+++ Material supplied +++

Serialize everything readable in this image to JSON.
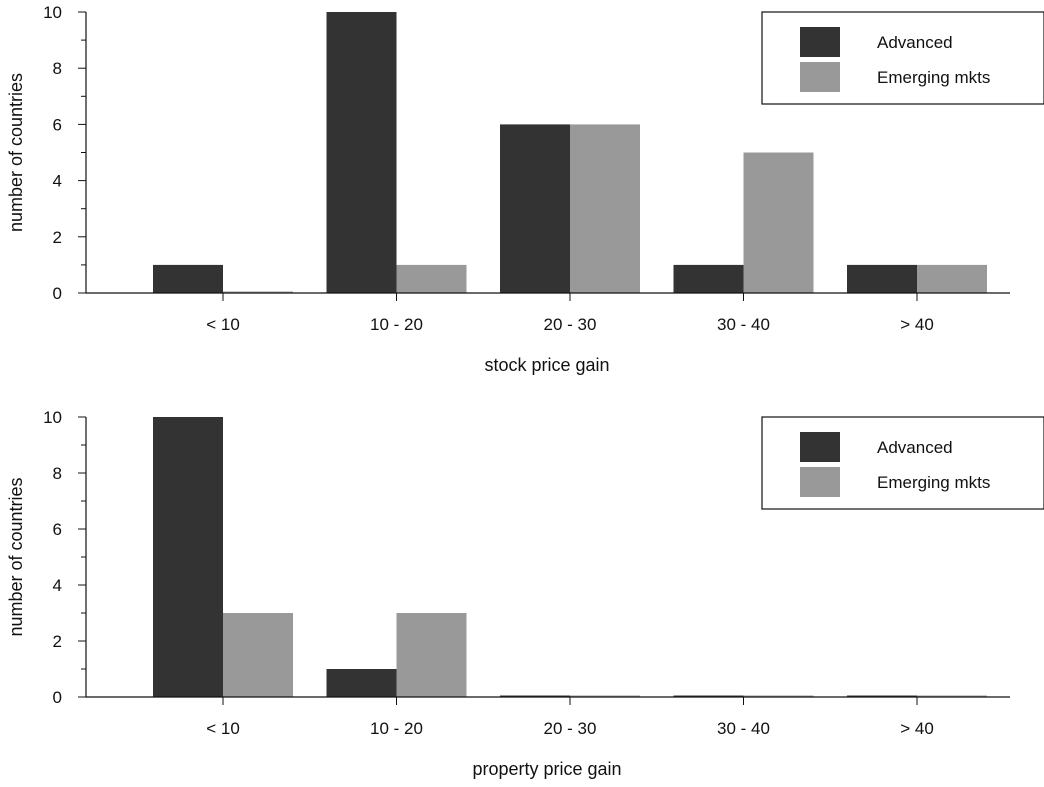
{
  "colors": {
    "advanced": "#333333",
    "emerging": "#999999",
    "axis": "#111111",
    "background": "#ffffff"
  },
  "chart_data": [
    {
      "type": "bar",
      "categories": [
        "< 10",
        "10 - 20",
        "20 - 30",
        "30 - 40",
        "> 40"
      ],
      "series": [
        {
          "name": "Advanced",
          "values": [
            1,
            10,
            6,
            1,
            1
          ]
        },
        {
          "name": "Emerging mkts",
          "values": [
            0,
            1,
            6,
            5,
            1
          ]
        }
      ],
      "title": "",
      "xlabel": "stock price gain",
      "ylabel": "number of countries",
      "ylim": [
        0,
        10
      ],
      "yticks": [
        0,
        2,
        4,
        6,
        8,
        10
      ],
      "grid": false,
      "legend_position": "top-right"
    },
    {
      "type": "bar",
      "categories": [
        "< 10",
        "10 - 20",
        "20 - 30",
        "30 - 40",
        "> 40"
      ],
      "series": [
        {
          "name": "Advanced",
          "values": [
            10,
            1,
            0,
            0,
            0
          ]
        },
        {
          "name": "Emerging mkts",
          "values": [
            3,
            3,
            0,
            0,
            0
          ]
        }
      ],
      "title": "",
      "xlabel": "property price gain",
      "ylabel": "number of countries",
      "ylim": [
        0,
        10
      ],
      "yticks": [
        0,
        2,
        4,
        6,
        8,
        10
      ],
      "grid": false,
      "legend_position": "top-right"
    }
  ]
}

+++

--- Problem ---
Take every line from the records above that has the word "price" and copy it.

--- Problem solution ---
      "xlabel": "stock price gain",
      "xlabel": "property price gain",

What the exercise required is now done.